:: WHAT YOU WILL DO ::
Can you set down the records below word for word, starting at the beginning and ending with the line that contains "The coil 70a is at (678, 760).", with both ends included?

### PROVIDED MATERIAL ###

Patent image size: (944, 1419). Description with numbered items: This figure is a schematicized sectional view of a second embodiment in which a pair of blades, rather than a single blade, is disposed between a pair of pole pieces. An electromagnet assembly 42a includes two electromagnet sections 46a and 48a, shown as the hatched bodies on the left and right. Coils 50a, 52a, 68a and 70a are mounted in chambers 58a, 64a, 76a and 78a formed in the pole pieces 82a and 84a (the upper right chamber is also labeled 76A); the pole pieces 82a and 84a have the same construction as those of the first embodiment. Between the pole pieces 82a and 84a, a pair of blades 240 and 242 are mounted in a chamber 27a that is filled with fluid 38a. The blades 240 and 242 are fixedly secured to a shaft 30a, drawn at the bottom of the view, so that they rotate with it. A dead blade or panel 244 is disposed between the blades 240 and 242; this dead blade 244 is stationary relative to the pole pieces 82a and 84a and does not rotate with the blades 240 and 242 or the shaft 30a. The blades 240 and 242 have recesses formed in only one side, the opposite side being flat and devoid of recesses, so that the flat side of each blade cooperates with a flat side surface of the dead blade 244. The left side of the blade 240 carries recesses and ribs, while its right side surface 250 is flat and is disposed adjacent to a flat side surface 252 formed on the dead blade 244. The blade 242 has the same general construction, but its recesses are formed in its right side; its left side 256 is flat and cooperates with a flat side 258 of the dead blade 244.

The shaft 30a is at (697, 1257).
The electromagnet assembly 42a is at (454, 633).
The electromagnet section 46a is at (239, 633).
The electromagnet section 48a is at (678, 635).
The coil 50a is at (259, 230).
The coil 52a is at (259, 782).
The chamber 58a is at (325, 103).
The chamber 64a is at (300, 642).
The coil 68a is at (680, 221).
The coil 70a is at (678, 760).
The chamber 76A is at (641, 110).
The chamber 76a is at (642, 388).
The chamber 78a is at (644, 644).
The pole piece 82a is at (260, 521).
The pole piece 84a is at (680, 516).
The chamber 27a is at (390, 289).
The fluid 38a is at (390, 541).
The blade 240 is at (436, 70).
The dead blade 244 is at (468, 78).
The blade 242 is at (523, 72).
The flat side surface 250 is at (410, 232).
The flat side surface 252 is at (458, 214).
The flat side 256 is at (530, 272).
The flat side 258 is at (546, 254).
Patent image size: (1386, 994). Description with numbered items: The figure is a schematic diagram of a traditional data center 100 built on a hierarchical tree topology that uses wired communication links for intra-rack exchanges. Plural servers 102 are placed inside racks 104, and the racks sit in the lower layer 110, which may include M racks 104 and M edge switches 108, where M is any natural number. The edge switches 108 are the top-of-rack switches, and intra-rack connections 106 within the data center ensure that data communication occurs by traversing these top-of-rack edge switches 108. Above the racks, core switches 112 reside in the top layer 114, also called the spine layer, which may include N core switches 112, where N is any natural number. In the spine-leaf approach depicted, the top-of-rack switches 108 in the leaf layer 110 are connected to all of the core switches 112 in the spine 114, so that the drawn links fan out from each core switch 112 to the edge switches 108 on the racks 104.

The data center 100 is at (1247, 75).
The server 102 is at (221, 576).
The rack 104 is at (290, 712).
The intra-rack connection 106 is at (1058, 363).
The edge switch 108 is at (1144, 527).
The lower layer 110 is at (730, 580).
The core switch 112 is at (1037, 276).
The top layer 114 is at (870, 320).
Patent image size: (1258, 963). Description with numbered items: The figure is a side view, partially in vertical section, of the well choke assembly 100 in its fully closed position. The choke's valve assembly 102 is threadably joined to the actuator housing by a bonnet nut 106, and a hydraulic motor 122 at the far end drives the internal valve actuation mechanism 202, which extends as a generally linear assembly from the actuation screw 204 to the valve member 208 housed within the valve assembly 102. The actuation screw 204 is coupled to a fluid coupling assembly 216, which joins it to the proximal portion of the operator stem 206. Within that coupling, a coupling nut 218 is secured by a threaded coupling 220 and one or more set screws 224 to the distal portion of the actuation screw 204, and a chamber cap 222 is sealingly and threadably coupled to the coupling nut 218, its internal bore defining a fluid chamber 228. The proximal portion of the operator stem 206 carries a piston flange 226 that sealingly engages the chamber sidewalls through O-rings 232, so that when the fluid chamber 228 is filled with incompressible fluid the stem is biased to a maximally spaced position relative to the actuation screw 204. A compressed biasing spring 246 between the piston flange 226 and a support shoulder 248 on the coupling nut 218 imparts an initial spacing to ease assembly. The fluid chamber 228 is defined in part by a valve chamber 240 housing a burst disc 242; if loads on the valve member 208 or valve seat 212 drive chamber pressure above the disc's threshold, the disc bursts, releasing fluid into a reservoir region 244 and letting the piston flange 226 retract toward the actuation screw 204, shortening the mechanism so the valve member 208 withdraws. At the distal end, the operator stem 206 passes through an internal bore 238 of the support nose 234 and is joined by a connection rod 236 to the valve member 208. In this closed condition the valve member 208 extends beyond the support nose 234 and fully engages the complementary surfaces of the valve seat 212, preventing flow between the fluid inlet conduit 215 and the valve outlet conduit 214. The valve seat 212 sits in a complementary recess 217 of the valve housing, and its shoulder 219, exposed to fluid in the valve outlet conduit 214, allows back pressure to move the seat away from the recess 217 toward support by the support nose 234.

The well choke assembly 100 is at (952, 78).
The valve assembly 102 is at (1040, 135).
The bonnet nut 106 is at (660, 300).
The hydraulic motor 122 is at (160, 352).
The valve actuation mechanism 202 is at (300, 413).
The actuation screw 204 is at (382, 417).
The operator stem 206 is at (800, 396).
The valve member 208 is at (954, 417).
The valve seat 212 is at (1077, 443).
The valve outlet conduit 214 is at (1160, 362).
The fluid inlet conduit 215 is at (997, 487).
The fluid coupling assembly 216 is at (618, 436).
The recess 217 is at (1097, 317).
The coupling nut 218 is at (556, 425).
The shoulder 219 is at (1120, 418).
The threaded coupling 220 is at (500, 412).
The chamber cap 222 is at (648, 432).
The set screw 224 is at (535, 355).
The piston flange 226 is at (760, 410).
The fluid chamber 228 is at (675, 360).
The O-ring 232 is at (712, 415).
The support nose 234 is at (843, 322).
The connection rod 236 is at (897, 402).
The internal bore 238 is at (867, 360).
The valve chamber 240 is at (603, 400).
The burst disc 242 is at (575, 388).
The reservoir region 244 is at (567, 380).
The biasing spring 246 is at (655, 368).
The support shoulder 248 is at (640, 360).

###

:: EXPECTED ANSWER ::
Patent image size: (944, 1419). Description with numbered items: This figure is a schematicized sectional view of a second embodiment in which a pair of blades, rather than a single blade, is disposed between a pair of pole pieces. An electromagnet assembly 42a includes two electromagnet sections 46a and 48a, shown as the hatched bodies on the left and right. Coils 50a, 52a, 68a and 70a are mounted in chambers 58a, 64a, 76a and 78a formed in the pole pieces 82a and 84a (the upper right chamber is also labeled 76A); the pole pieces 82a and 84a have the same construction as those of the first embodiment. Between the pole pieces 82a and 84a, a pair of blades 240 and 242 are mounted in a chamber 27a that is filled with fluid 38a. The blades 240 and 242 are fixedly secured to a shaft 30a, drawn at the bottom of the view, so that they rotate with it. A dead blade or panel 244 is disposed between the blades 240 and 242; this dead blade 244 is stationary relative to the pole pieces 82a and 84a and does not rotate with the blades 240 and 242 or the shaft 30a. The blades 240 and 242 have recesses formed in only one side, the opposite side being flat and devoid of recesses, so that the flat side of each blade cooperates with a flat side surface of the dead blade 244. The left side of the blade 240 carries recesses and ribs, while its right side surface 250 is flat and is disposed adjacent to a flat side surface 252 formed on the dead blade 244. The blade 242 has the same general construction, but its recesses are formed in its right side; its left side 256 is flat and cooperates with a flat side 258 of the dead blade 244.

The shaft 30a is at (697, 1257).
The electromagnet assembly 42a is at (454, 633).
The electromagnet section 46a is at (239, 633).
The electromagnet section 48a is at (678, 635).
The coil 50a is at (259, 230).
The coil 52a is at (259, 782).
The chamber 58a is at (325, 103).
The chamber 64a is at (300, 642).
The coil 68a is at (680, 221).
The coil 70a is at (678, 760).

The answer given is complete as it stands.